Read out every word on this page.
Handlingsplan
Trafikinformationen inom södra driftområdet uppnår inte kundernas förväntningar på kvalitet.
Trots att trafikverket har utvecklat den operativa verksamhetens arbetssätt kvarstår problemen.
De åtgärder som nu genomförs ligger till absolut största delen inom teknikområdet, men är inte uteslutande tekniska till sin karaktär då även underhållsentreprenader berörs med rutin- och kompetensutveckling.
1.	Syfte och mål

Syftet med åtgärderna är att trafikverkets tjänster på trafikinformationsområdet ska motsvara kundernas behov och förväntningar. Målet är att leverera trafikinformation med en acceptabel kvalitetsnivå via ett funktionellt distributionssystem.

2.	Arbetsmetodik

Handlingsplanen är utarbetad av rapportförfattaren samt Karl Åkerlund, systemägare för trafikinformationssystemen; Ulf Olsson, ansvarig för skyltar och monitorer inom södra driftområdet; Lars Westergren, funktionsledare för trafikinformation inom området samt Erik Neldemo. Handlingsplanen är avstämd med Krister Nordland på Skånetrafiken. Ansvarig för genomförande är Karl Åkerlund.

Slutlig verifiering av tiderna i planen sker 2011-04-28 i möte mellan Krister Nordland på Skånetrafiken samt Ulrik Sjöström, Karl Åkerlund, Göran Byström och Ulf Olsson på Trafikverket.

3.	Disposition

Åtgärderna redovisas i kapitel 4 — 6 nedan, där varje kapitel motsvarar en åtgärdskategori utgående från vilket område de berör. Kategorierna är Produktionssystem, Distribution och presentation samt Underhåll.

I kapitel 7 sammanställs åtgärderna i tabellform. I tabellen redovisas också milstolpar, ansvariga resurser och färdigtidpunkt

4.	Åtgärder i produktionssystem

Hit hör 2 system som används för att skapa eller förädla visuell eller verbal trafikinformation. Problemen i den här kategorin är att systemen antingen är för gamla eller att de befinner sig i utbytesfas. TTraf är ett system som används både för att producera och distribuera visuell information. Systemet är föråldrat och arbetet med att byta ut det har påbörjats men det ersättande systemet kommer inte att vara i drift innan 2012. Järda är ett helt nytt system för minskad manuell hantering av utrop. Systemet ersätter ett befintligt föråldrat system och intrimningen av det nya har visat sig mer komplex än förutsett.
= = =
### To do
Set down each entry again, exactly as written.

### Reply
Read out every word on this page.
Handlingsplan
Trafikinformationen inom södra driftområdet uppnår inte kundernas förväntningar på kvalitet.
Trots att trafikverket har utvecklat den operativa verksamhetens arbetssätt kvarstår problemen.
De åtgärder som nu genomförs ligger till absolut största delen inom teknikområdet, men är inte uteslutande tekniska till sin karaktär då även underhållsentreprenader berörs med rutin- och kompetensutveckling.
1.	Syfte och mål

Syftet med åtgärderna är att trafikverkets tjänster på trafikinformationsområdet ska motsvara kundernas behov och förväntningar. Målet är att leverera trafikinformation med en acceptabel kvalitetsnivå via ett funktionellt distributionssystem.

2.	Arbetsmetodik

Handlingsplanen är utarbetad av rapportförfattaren samt Karl Åkerlund, systemägare för trafikinformationssystemen; Ulf Olsson, ansvarig för skyltar och monitorer inom södra driftområdet; Lars Westergren, funktionsledare för trafikinformation inom området samt Erik Neldemo. Handlingsplanen är avstämd med Krister Nordland på Skånetrafiken. Ansvarig för genomförande är Karl Åkerlund.

Slutlig verifiering av tiderna i planen sker 2011-04-28 i möte mellan Krister Nordland på Skånetrafiken samt Ulrik Sjöström, Karl Åkerlund, Göran Byström och Ulf Olsson på Trafikverket.

3.	Disposition

Åtgärderna redovisas i kapitel 4 — 6 nedan, där varje kapitel motsvarar en åtgärdskategori utgående från vilket område de berör. Kategorierna är Produktionssystem, Distribution och presentation samt Underhåll.

I kapitel 7 sammanställs åtgärderna i tabellform. I tabellen redovisas också milstolpar, ansvariga resurser och färdigtidpunkt

4.	Åtgärder i produktionssystem

Hit hör 2 system som används för att skapa eller förädla visuell eller verbal trafikinformation. Problemen i den här kategorin är att systemen antingen är för gamla eller att de befinner sig i utbytesfas. TTraf är ett system som används både för att producera och distribuera visuell information. Systemet är föråldrat och arbetet med att byta ut det har påbörjats men det ersättande systemet kommer inte att vara i drift innan 2012. Järda är ett helt nytt system för minskad manuell hantering av utrop. Systemet ersätter ett befintligt föråldrat system och intrimningen av det nya har visat sig mer komplex än förutsett.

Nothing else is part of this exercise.